* start DATA SUPPLIED *

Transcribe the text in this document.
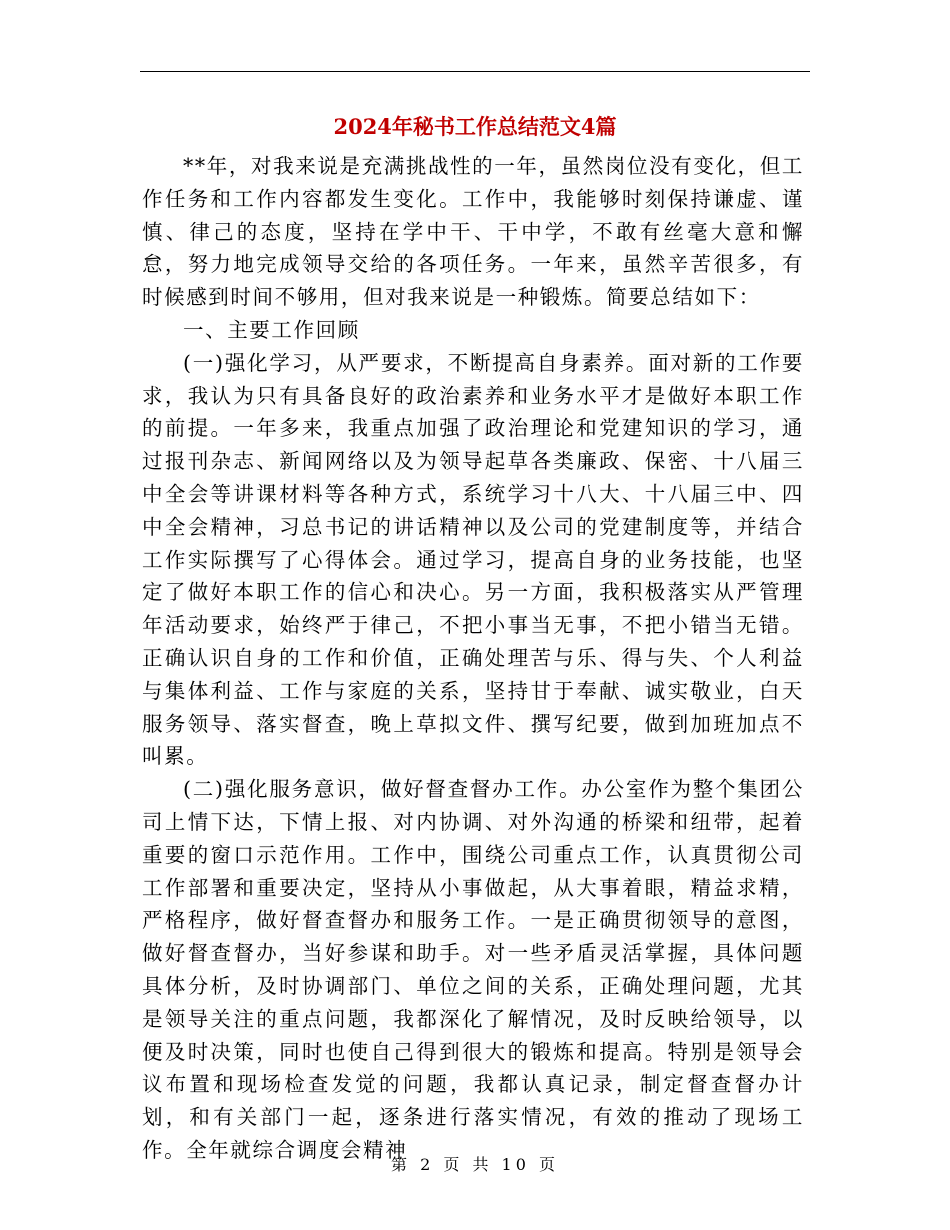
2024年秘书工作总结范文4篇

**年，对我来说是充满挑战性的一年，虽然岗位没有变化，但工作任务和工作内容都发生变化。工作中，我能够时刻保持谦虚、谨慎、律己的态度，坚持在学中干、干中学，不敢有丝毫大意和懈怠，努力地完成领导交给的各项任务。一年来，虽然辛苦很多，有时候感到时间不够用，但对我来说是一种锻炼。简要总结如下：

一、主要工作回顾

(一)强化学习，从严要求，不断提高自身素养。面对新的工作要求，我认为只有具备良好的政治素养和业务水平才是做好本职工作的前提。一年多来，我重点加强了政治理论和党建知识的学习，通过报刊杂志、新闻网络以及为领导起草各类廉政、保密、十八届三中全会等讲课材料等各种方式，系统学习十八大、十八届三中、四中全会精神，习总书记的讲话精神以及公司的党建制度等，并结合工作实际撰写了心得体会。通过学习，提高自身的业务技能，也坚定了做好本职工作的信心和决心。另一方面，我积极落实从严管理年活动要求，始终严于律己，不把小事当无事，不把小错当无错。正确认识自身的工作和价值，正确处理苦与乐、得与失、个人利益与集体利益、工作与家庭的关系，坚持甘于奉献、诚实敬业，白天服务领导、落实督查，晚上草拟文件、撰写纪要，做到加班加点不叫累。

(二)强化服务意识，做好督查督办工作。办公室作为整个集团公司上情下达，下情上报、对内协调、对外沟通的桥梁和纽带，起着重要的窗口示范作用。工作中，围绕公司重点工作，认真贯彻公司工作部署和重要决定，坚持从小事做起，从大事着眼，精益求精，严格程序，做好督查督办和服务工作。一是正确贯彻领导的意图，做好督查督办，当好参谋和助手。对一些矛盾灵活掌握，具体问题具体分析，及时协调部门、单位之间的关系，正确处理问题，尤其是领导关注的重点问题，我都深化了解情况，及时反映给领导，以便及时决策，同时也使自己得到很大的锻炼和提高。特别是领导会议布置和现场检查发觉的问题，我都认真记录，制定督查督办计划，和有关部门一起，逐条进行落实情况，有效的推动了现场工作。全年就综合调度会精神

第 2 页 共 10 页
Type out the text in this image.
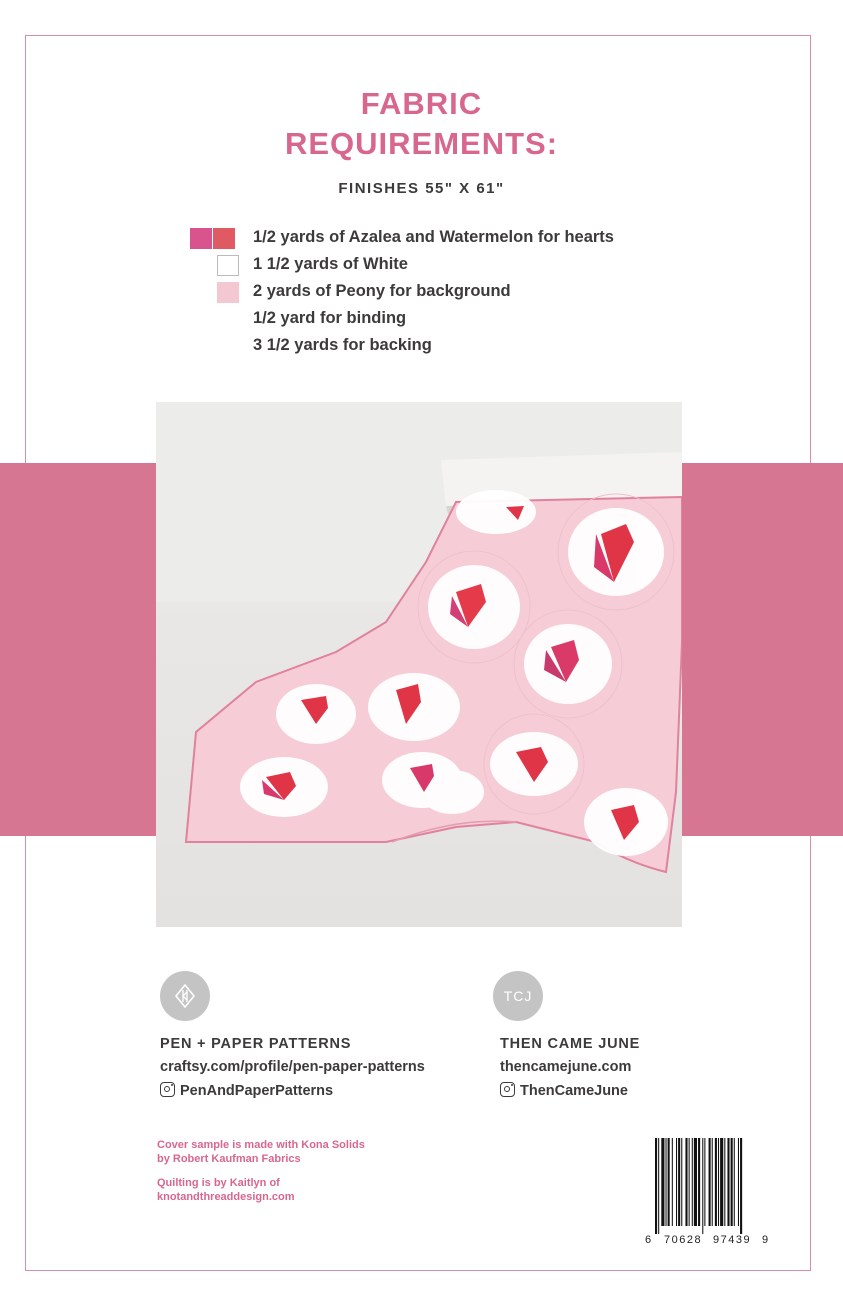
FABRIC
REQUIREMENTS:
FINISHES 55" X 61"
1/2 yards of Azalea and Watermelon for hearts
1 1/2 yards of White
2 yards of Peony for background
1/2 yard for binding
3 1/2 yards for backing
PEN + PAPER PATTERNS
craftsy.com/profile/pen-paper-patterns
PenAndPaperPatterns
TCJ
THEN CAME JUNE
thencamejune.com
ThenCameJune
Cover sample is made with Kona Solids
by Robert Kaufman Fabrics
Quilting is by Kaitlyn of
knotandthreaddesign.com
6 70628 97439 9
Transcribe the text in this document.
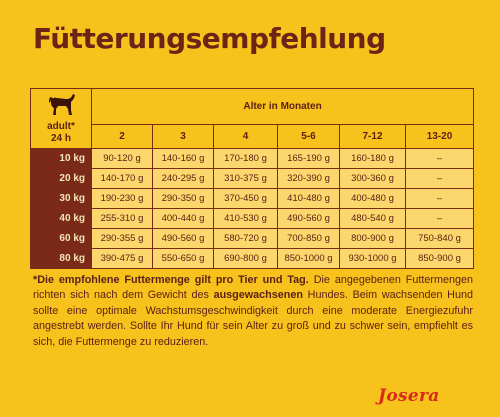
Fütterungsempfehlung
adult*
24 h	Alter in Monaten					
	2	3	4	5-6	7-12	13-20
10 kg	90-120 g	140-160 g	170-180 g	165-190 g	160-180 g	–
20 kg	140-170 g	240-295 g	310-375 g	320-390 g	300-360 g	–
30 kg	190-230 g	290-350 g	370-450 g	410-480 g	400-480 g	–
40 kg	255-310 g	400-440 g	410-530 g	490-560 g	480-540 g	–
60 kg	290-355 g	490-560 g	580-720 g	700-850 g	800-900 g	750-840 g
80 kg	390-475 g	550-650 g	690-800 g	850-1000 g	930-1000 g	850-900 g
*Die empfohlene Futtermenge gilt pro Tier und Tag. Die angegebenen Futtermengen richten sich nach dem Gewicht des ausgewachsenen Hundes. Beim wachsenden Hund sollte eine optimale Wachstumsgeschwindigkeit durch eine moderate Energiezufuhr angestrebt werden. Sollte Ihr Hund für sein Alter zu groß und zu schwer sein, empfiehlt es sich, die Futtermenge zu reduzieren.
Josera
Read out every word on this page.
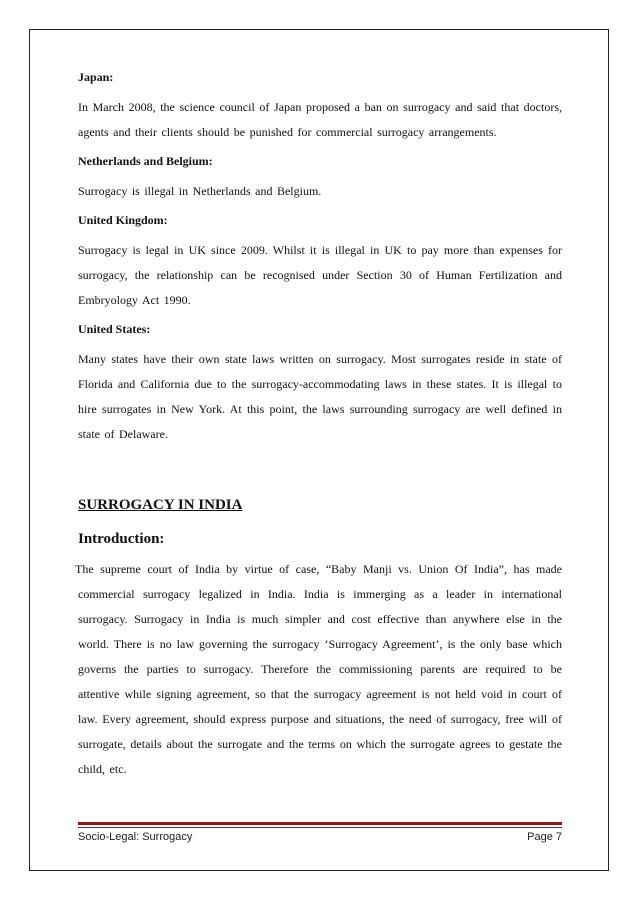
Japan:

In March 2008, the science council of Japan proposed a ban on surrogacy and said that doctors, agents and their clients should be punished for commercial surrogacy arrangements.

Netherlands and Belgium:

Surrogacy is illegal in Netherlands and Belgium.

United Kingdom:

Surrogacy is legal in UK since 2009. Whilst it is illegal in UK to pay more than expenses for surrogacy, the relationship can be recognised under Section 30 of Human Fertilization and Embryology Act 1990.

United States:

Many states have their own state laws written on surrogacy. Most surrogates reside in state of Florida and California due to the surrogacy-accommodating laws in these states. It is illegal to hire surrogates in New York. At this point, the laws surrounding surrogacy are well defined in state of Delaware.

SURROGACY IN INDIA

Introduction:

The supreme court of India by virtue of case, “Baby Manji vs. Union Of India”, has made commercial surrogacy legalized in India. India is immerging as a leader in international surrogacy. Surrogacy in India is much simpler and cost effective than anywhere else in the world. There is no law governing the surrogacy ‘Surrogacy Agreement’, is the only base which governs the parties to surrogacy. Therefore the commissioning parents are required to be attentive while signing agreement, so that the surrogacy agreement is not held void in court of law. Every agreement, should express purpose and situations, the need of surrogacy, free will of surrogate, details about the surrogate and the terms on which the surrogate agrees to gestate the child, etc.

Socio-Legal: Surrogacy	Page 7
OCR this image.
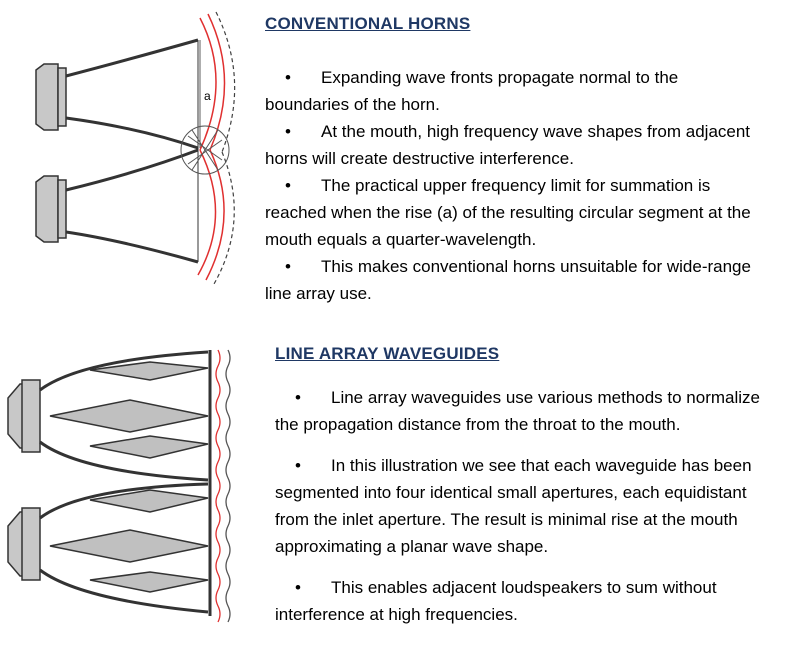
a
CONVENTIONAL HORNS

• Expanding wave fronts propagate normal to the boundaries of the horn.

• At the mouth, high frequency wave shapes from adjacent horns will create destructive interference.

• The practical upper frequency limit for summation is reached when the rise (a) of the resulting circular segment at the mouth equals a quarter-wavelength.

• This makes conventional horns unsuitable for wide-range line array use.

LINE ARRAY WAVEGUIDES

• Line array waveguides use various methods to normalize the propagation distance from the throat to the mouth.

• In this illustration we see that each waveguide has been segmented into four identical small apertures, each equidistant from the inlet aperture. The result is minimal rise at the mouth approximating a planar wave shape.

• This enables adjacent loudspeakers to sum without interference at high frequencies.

* end DATA SUPPLIED *

Which lines include "Belgium"? Copy each of them out.

Netherlands and Belgium:
Surrogacy is illegal in Netherlands and Belgium.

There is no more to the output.